To be done:
Extract, from the records beneath this instruction, each line that contains the word "headphones".

Extracted entries:
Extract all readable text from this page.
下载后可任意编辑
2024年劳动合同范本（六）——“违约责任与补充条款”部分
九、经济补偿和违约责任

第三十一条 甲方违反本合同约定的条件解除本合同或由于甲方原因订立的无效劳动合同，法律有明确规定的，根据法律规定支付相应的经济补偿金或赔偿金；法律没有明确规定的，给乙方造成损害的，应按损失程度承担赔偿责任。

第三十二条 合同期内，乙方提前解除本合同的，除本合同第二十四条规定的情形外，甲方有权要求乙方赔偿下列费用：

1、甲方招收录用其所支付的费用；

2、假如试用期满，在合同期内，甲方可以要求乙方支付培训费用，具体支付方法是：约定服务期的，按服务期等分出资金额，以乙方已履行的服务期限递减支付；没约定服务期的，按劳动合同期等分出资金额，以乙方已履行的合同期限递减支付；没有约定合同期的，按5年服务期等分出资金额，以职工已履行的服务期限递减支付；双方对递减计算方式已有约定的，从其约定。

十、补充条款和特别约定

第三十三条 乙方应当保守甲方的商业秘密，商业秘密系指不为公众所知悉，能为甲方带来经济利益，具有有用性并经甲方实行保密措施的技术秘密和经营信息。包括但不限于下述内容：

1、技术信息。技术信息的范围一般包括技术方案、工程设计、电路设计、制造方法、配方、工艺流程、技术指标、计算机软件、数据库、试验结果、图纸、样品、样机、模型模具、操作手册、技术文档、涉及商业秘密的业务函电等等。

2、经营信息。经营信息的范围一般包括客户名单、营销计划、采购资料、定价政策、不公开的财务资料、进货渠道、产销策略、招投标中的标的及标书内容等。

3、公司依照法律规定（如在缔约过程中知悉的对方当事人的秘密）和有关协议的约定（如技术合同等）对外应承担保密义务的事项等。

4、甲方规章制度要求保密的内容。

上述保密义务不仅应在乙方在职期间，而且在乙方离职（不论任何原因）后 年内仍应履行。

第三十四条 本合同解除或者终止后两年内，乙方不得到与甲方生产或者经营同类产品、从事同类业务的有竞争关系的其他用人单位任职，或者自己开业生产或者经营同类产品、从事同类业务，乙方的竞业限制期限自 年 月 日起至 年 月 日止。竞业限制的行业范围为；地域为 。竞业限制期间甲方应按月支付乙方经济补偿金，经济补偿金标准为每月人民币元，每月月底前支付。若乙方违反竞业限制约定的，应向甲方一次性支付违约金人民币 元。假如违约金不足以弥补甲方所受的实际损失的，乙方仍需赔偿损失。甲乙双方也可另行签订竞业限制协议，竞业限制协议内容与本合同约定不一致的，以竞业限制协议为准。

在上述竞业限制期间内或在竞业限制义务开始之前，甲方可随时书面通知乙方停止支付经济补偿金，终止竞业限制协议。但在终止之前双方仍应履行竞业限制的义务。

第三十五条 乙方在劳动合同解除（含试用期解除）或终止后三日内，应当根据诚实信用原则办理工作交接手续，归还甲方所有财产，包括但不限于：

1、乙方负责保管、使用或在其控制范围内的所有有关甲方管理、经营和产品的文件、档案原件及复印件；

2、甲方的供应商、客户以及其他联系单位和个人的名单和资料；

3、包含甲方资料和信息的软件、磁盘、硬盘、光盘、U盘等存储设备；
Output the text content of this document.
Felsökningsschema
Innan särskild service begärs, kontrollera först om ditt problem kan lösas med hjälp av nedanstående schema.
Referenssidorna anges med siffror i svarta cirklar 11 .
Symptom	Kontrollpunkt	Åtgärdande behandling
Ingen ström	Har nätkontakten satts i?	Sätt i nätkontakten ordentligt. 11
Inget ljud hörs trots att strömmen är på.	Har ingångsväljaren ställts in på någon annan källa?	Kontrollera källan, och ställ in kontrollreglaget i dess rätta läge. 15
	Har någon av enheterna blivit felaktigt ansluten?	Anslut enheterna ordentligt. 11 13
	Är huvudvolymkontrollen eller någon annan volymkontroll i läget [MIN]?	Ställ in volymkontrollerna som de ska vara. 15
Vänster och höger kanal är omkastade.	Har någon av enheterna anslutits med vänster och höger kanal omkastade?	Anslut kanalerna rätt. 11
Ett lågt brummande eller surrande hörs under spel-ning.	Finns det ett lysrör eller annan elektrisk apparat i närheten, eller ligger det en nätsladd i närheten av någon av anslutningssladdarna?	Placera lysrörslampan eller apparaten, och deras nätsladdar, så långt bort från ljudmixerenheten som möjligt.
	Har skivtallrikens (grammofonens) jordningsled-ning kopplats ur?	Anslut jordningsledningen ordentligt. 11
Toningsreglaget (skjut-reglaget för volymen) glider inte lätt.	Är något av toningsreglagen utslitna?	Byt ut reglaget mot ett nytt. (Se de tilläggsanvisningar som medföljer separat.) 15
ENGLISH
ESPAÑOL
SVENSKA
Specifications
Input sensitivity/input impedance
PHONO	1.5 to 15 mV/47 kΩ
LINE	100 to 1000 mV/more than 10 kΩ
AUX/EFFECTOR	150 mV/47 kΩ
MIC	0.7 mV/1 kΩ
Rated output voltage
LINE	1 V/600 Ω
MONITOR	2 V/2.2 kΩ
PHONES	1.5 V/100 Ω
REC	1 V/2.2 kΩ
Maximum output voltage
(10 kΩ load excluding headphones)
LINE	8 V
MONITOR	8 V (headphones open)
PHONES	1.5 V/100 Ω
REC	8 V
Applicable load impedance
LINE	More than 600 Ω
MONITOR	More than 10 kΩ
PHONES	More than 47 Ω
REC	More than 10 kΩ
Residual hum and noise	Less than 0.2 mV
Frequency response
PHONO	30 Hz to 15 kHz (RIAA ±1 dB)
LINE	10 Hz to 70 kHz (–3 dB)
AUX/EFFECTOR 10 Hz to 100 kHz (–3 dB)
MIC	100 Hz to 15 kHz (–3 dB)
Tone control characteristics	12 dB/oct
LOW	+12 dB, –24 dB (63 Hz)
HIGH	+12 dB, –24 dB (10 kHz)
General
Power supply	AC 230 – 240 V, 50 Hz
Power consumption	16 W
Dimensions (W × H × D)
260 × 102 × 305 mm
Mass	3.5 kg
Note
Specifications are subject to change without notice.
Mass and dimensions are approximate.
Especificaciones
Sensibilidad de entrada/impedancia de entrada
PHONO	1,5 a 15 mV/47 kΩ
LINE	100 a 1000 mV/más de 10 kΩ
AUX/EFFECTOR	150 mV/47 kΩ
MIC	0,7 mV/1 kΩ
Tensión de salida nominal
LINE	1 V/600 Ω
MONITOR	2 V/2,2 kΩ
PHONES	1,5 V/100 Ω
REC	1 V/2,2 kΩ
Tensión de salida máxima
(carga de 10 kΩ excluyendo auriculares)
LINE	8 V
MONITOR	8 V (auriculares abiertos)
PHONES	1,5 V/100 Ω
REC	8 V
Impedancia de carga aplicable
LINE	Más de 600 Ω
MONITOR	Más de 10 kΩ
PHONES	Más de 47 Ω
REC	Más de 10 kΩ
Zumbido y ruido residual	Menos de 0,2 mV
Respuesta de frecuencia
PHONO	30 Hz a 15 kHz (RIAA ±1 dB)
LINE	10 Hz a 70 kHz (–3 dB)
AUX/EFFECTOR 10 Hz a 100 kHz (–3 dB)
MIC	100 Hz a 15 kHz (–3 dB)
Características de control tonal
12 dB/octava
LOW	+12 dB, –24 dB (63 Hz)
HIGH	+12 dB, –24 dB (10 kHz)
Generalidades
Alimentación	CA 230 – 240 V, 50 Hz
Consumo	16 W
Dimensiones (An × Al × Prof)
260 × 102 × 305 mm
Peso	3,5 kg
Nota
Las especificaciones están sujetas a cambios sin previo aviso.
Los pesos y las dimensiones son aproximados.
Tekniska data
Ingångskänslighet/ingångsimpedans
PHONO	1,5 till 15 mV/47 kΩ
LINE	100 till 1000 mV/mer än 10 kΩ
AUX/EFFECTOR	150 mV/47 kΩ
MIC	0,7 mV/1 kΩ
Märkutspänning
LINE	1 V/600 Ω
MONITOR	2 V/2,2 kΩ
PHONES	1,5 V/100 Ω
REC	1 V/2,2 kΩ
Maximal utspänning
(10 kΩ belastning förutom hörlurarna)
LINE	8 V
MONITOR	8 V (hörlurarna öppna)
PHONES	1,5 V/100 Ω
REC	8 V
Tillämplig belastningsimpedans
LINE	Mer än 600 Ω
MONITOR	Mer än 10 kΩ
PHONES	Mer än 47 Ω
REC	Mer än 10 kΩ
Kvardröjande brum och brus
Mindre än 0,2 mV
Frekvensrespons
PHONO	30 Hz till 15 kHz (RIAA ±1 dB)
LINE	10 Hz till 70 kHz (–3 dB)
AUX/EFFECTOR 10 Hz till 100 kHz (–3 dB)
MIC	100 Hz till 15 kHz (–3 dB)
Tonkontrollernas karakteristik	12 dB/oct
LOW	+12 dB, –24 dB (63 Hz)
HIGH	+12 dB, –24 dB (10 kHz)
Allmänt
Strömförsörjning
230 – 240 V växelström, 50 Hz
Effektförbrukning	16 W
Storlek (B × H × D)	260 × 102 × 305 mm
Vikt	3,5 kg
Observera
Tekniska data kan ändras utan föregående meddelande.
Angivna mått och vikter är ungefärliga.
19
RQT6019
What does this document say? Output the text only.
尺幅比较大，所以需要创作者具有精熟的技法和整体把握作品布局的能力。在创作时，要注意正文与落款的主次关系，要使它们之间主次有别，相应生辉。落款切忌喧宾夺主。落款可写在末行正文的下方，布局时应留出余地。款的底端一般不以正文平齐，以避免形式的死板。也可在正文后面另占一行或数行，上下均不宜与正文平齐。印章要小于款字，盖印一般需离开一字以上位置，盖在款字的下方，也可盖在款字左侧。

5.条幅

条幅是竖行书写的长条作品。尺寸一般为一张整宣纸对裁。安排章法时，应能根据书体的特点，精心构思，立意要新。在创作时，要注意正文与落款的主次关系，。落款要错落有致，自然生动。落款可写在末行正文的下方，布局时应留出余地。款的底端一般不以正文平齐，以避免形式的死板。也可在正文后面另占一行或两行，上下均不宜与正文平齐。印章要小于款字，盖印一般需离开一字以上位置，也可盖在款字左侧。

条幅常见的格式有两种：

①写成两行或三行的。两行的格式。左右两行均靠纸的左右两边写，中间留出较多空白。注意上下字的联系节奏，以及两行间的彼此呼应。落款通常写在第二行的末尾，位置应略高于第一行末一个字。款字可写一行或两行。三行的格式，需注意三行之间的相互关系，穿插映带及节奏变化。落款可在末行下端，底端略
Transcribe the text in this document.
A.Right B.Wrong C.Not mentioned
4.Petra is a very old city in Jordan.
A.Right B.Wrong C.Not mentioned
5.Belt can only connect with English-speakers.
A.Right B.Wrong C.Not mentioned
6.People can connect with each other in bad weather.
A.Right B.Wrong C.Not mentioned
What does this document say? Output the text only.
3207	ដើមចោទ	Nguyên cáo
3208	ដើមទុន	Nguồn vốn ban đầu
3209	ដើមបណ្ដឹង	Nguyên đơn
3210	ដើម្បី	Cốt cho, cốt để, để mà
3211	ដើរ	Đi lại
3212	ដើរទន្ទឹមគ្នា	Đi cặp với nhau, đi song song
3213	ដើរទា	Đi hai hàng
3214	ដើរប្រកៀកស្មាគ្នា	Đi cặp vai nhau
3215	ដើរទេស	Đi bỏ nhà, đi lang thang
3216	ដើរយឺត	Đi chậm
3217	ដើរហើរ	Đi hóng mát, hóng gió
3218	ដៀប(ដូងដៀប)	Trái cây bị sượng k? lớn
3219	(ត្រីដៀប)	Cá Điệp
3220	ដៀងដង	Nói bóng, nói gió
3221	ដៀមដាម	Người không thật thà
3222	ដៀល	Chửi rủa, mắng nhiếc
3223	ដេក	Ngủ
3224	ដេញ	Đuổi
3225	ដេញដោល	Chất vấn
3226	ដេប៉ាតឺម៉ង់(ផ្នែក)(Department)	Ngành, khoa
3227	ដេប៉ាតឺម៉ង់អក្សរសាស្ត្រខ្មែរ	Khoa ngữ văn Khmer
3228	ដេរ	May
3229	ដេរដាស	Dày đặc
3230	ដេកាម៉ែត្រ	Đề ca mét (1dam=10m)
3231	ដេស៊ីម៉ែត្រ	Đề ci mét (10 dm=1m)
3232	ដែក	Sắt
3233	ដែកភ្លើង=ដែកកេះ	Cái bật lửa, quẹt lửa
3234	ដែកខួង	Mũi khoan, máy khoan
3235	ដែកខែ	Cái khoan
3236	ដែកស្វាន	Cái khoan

Exercise result:
(10 kΩ load excluding headphones)
MONITOR	8 V (headphones open)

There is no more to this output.